> [DATA PROVIDED]:
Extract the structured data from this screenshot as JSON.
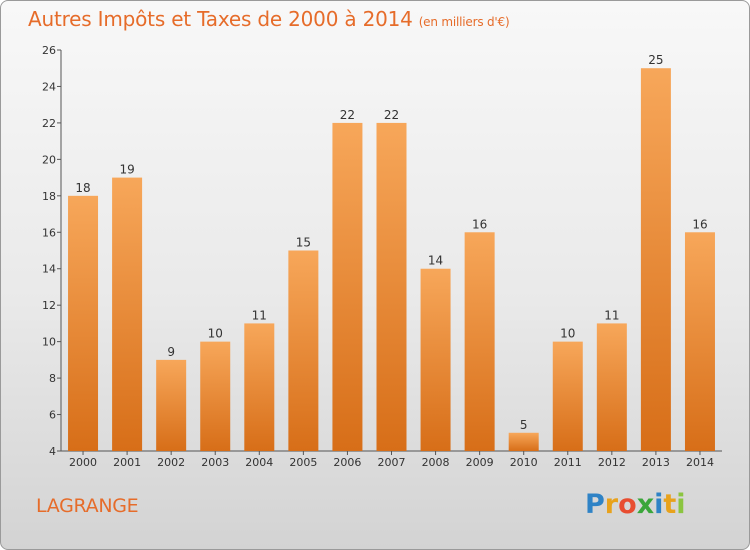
{
  "title": "Autres Impôts et Taxes de 2000 à 2014",
  "subtitle": "(en milliers d'€)",
  "commune": "LAGRANGE",
  "logo": {
    "letters": [
      "P",
      "r",
      "o",
      "x",
      "i",
      "t",
      "i"
    ],
    "colors": [
      "#2f83c6",
      "#e8a21c",
      "#e84d30",
      "#3aa63a",
      "#2f83c6",
      "#e8a21c",
      "#8bc540"
    ]
  },
  "colors": {
    "bar_top": "#f7a75a",
    "bar_bottom": "#d76e18",
    "accent": "#e66c2a"
  },
  "chart_data": {
    "type": "bar",
    "categories": [
      "2000",
      "2001",
      "2002",
      "2003",
      "2004",
      "2005",
      "2006",
      "2007",
      "2008",
      "2009",
      "2010",
      "2011",
      "2012",
      "2013",
      "2014"
    ],
    "values": [
      18,
      19,
      9,
      10,
      11,
      15,
      22,
      22,
      14,
      16,
      5,
      10,
      11,
      25,
      16
    ],
    "ylim": [
      4,
      26
    ],
    "yticks": [
      4,
      6,
      8,
      10,
      12,
      14,
      16,
      18,
      20,
      22,
      24,
      26
    ],
    "grid": false,
    "legend": "none"
  }
}
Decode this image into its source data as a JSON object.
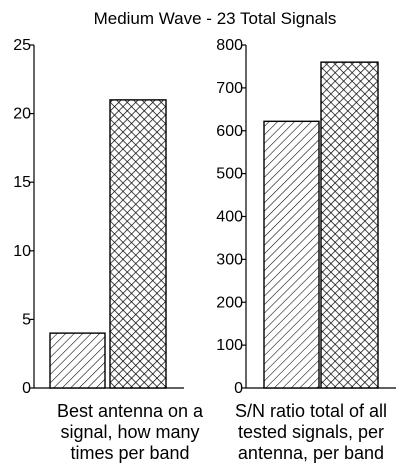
{
  "title": "Medium Wave - 23 Total Signals",
  "chart_data": [
    {
      "type": "bar",
      "title": "Medium Wave - 23 Total Signals",
      "caption": [
        "Best antenna on a",
        "signal, how many",
        "times per band"
      ],
      "ylim": [
        0,
        25
      ],
      "yticks": [
        0,
        5,
        10,
        15,
        20,
        25
      ],
      "categories": [
        "",
        ""
      ],
      "values": [
        4,
        21
      ],
      "patterns": [
        "diagonal-hatch",
        "cross-hatch"
      ],
      "grid": false,
      "legend": "none"
    },
    {
      "type": "bar",
      "caption": [
        "S/N ratio total of all",
        "tested signals, per",
        "antenna, per band"
      ],
      "ylim": [
        0,
        800
      ],
      "yticks": [
        0,
        100,
        200,
        300,
        400,
        500,
        600,
        700,
        800
      ],
      "categories": [
        "",
        ""
      ],
      "values": [
        622,
        760
      ],
      "patterns": [
        "diagonal-hatch",
        "cross-hatch"
      ],
      "grid": false,
      "legend": "none"
    }
  ]
}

> [PROBLEM REQUIREMENTS]:
Every record above must be given again exactly; drop the pictures.

> [EXERCISE ANSWER]:
Extract the structured data from this screenshot as JSON.
{
  "title": "Autres Impôts et Taxes de 2000 à 2014",
  "subtitle": "(en milliers d'€)",
  "commune": "LAGRANGE",
  "logo": {
    "letters": [
      "P",
      "r",
      "o",
      "x",
      "i",
      "t",
      "i"
    ],
    "colors": [
      "#2f83c6",
      "#e8a21c",
      "#e84d30",
      "#3aa63a",
      "#2f83c6",
      "#e8a21c",
      "#8bc540"
    ]
  },
  "colors": {
    "bar_top": "#f7a75a",
    "bar_bottom": "#d76e18",
    "accent": "#e66c2a"
  },
  "chart_data": {
    "type": "bar",
    "categories": [
      "2000",
      "2001",
      "2002",
      "2003",
      "2004",
      "2005",
      "2006",
      "2007",
      "2008",
      "2009",
      "2010",
      "2011",
      "2012",
      "2013",
      "2014"
    ],
    "values": [
      18,
      19,
      9,
      10,
      11,
      15,
      22,
      22,
      14,
      16,
      5,
      10,
      11,
      25,
      16
    ],
    "ylim": [
      4,
      26
    ],
    "yticks": [
      4,
      6,
      8,
      10,
      12,
      14,
      16,
      18,
      20,
      22,
      24,
      26
    ],
    "grid": false,
    "legend": "none"
  }
}
Decode this image into its source data as a JSON object.
{
  "title": "Medium Wave - 23 Total Signals",
  "chart_data": [
    {
      "type": "bar",
      "title": "Medium Wave - 23 Total Signals",
      "caption": [
        "Best antenna on a",
        "signal, how many",
        "times per band"
      ],
      "ylim": [
        0,
        25
      ],
      "yticks": [
        0,
        5,
        10,
        15,
        20,
        25
      ],
      "categories": [
        "",
        ""
      ],
      "values": [
        4,
        21
      ],
      "patterns": [
        "diagonal-hatch",
        "cross-hatch"
      ],
      "grid": false,
      "legend": "none"
    },
    {
      "type": "bar",
      "caption": [
        "S/N ratio total of all",
        "tested signals, per",
        "antenna, per band"
      ],
      "ylim": [
        0,
        800
      ],
      "yticks": [
        0,
        100,
        200,
        300,
        400,
        500,
        600,
        700,
        800
      ],
      "categories": [
        "",
        ""
      ],
      "values": [
        622,
        760
      ],
      "patterns": [
        "diagonal-hatch",
        "cross-hatch"
      ],
      "grid": false,
      "legend": "none"
    }
  ]
}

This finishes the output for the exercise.